>> begin
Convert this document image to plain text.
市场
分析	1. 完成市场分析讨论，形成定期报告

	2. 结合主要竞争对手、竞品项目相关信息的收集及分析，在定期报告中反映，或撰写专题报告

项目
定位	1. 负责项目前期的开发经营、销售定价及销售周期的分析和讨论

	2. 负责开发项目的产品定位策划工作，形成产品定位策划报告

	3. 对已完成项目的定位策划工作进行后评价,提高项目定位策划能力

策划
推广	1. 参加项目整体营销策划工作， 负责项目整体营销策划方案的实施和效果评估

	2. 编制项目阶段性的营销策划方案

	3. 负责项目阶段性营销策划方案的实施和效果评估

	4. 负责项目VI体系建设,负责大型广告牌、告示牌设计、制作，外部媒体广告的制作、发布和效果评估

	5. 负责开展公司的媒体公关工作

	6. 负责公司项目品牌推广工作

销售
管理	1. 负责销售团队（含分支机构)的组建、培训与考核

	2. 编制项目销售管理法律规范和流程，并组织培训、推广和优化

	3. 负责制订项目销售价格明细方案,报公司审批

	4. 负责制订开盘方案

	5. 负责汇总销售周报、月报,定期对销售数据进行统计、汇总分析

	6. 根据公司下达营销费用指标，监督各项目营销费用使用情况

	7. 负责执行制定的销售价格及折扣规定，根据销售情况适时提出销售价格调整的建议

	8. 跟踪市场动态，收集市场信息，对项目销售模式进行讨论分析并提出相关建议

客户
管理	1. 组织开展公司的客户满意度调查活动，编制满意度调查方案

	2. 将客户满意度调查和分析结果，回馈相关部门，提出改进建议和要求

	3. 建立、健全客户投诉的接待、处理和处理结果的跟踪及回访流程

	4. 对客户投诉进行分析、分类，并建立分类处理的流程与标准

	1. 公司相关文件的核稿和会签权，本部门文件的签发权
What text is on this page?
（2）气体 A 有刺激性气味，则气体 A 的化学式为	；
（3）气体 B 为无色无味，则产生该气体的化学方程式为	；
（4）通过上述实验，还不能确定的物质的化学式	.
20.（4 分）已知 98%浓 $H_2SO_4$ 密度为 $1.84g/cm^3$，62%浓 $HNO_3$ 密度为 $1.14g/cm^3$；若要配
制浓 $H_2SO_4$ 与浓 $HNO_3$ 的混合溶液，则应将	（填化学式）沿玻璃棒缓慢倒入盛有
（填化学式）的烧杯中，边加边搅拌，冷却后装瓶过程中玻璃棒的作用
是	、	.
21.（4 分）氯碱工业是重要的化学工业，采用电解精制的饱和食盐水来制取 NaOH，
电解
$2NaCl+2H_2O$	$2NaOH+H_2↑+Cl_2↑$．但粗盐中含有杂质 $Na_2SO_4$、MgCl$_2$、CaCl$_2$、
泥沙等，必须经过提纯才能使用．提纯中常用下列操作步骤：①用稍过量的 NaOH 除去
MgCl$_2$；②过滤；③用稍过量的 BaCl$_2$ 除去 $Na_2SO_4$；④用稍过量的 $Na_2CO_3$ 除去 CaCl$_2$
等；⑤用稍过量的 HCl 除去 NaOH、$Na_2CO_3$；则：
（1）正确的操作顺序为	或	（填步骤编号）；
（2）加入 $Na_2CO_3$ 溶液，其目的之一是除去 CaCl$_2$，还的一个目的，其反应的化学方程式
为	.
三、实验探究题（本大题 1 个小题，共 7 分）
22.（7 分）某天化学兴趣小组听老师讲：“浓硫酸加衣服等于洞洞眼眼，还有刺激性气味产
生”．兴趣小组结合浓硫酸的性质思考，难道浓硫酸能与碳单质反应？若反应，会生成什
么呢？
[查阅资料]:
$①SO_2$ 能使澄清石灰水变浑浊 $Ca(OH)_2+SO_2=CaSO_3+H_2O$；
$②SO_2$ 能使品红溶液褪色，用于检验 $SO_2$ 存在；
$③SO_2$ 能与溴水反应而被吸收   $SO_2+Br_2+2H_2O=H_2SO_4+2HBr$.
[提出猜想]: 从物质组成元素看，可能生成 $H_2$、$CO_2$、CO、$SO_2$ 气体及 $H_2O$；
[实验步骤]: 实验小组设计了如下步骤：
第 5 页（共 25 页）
>> end
- [What the task requires]: Report each line in the data that holds the word "this".

- [The response]:
Convert this document image to plain text.
What text is on this page?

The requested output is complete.